Give the number of lines that include the word "Probability", nothing more.

=== Exercise materials ===
★ ★ ★ ★
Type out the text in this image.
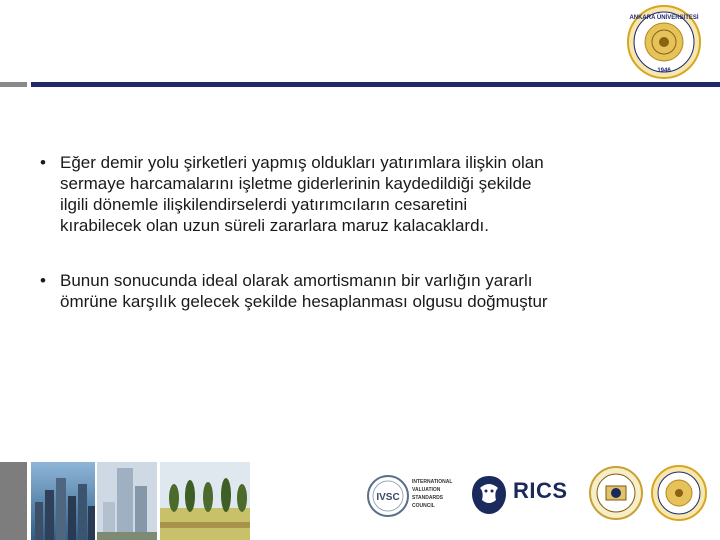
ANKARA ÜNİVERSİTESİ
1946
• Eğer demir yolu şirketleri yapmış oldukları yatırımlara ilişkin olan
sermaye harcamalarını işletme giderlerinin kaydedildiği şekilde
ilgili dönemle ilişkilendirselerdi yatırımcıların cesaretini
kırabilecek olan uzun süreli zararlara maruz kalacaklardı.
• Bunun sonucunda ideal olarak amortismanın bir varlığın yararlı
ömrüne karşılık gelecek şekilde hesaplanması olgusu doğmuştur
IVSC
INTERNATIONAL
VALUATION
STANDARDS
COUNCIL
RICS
★ ★ ★ ★
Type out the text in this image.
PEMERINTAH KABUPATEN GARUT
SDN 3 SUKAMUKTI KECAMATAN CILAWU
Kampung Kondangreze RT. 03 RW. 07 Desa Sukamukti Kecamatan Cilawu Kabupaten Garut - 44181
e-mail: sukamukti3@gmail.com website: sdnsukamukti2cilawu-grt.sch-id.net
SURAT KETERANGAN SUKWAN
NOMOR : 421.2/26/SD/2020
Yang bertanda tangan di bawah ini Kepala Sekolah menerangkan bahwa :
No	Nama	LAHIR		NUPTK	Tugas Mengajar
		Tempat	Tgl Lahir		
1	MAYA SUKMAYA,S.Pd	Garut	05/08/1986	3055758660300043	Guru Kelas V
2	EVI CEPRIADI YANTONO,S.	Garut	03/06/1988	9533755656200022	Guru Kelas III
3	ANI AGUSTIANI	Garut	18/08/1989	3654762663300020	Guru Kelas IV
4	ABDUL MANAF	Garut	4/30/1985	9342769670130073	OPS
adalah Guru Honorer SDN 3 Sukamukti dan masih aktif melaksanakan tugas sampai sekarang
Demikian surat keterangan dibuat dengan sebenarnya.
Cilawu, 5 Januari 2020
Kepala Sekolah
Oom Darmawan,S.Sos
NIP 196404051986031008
★ ★ ★ ★
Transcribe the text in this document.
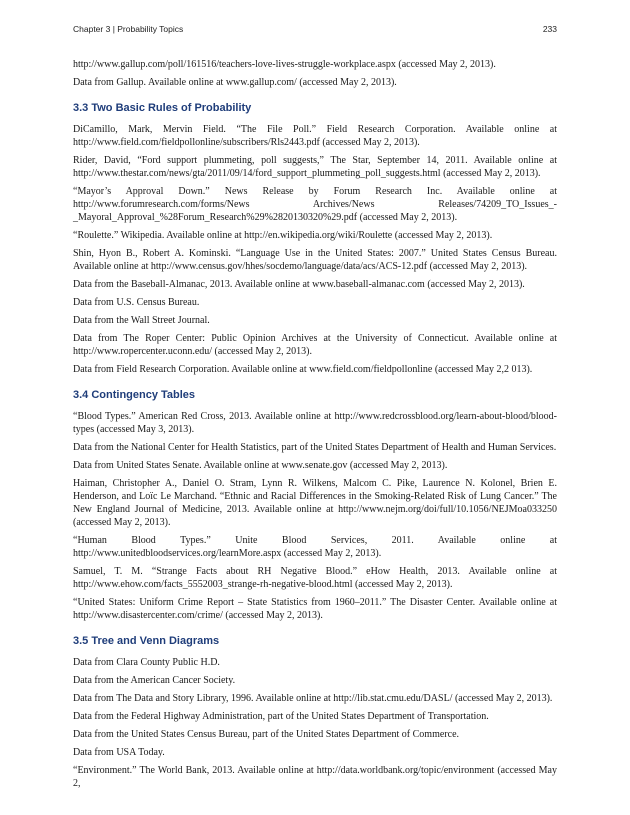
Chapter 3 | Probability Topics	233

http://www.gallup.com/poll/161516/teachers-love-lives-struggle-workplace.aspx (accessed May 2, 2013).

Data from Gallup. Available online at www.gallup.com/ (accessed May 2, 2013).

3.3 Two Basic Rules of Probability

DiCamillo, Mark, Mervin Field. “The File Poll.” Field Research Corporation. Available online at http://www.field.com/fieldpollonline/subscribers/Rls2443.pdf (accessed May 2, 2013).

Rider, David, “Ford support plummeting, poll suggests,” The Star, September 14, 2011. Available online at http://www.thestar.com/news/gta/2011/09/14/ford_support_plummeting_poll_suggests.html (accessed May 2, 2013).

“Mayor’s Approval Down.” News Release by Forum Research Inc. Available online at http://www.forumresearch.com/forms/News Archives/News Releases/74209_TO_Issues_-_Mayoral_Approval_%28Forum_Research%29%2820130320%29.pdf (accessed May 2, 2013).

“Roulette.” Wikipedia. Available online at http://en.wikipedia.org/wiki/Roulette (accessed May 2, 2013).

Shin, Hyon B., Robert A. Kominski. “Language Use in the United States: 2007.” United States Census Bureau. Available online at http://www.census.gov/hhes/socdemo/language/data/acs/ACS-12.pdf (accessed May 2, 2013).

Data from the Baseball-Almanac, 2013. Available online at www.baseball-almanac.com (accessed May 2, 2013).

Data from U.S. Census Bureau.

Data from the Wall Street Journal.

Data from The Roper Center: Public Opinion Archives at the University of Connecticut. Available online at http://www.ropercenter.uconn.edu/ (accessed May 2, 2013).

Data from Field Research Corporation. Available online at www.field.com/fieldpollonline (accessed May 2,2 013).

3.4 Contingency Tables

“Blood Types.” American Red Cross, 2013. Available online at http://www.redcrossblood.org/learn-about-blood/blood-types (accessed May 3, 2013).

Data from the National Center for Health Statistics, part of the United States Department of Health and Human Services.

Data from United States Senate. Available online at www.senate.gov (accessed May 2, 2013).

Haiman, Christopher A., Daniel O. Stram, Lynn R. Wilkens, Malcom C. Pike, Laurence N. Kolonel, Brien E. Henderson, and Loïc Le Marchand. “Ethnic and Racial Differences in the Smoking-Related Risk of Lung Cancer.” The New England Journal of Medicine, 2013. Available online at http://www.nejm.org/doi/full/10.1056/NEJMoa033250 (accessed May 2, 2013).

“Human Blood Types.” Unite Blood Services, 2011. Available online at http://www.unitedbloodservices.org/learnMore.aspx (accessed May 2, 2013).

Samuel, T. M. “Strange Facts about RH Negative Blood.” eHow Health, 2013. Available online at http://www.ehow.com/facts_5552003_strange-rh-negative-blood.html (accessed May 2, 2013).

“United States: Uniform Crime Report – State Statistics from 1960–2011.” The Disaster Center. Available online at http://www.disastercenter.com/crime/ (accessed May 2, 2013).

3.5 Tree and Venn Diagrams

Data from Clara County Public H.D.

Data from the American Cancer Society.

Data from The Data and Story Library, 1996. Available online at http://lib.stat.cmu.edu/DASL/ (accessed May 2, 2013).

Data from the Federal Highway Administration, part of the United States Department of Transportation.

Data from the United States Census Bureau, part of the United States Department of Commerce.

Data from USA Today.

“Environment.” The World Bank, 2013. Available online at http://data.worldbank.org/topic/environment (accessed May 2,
★ ★ ★ ★
=== Expected answer ===
2